--- BEGIN Data provided ---

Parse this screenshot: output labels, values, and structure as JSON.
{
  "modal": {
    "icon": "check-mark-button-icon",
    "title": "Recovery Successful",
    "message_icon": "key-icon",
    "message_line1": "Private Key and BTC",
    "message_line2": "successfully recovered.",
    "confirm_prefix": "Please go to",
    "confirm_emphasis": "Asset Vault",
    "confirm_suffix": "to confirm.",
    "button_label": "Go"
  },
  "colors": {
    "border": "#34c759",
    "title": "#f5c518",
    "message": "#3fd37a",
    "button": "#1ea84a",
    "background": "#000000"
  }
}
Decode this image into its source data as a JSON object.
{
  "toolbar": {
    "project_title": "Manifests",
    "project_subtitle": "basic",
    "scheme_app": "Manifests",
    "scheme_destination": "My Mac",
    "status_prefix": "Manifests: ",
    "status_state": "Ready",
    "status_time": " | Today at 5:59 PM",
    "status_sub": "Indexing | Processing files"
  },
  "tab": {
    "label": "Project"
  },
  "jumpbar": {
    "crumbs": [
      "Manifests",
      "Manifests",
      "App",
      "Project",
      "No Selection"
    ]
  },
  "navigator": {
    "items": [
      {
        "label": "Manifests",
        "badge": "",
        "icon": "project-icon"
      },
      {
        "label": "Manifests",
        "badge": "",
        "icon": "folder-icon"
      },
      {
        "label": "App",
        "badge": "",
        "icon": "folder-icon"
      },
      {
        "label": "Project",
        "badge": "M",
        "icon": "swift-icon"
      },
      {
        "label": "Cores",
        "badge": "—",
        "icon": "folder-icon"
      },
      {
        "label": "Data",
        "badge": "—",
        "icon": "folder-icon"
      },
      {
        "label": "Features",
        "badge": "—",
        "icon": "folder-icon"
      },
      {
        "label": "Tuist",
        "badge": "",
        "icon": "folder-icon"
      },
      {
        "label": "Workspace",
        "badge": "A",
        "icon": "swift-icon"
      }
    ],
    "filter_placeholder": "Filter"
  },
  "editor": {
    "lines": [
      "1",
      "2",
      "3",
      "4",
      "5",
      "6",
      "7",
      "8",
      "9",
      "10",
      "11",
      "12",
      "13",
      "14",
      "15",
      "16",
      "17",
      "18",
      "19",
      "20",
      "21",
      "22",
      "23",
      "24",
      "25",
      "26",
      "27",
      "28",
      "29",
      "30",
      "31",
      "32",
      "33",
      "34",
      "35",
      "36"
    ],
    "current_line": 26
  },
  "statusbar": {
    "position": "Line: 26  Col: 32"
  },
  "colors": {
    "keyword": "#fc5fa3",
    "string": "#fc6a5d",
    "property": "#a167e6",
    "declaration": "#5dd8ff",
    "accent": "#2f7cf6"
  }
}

--- END Data provided ---

### What is required
Count each line of the entries that holds the word "Manifests", then state the total and nothing more.

### Full response
7